TEXT TO READ:
Regain 2.1.0-STABLE API

net.sf.regain.crawler.plugin
Class CrawlerPluginManager

java.lang.Object
  extended by net.sf.regain.crawler.plugin.CrawlerPluginManager

public class CrawlerPluginManager
extends Object

Guarantees: - If one plugin throws an exception, the other plugins will be executed none-the-less - Every argument of a plugin call is non-null Singleton pattern: get the only instance by calling getInstance().

Author:
Benjamin

Field Summary
private  int insertIndex
          Count up for every inserted Plugin.
private static CrawlerPluginManager instance
          The single Manager Instance.
private static int MAX_PLUGINS
          Guessed maximum number of plugins.
private static org.apache.log4j.Logger mLog
          Logger instance
private  int nextOrder
          Keep a record of the next value "order" so that the plugin is inserted at the end of queue
private  SortedMap<Integer,CrawlerPlugin> plugins
          List of registered Plugins (in order of call) (Dev note: Priority Queue didn't work out: iterator is not ordered, only poll is)
 
Constructor Summary
protected CrawlerPluginManager()

GIVEN INFORMATION:
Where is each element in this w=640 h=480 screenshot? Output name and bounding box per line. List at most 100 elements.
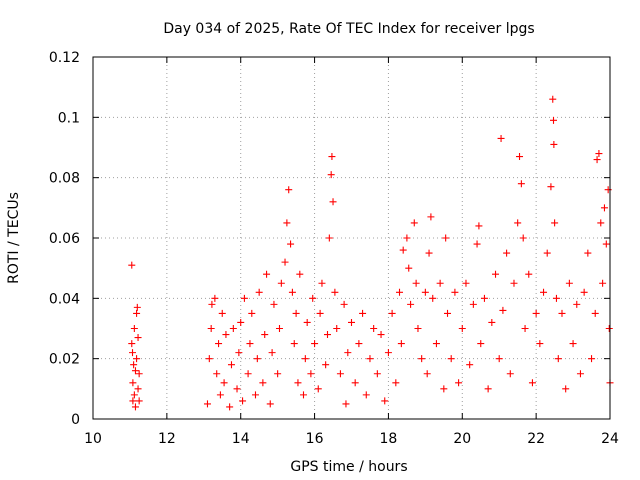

WHAT YOU WILL DO:
From the CrawlerPluginManager API page, write out the passage starting with "Guarantees: - If" and going on through "every inserted Plugin.".

RESPONSE TO THIS EXERCISE:
Guarantees: - If one plugin throws an exception, the other plugins will be executed none-the-less - Every argument of a plugin call is non-null Singleton pattern: get the only instance by calling getInstance().

Author:
Benjamin

Field Summary
private  int insertIndex
          Count up for every inserted Plugin.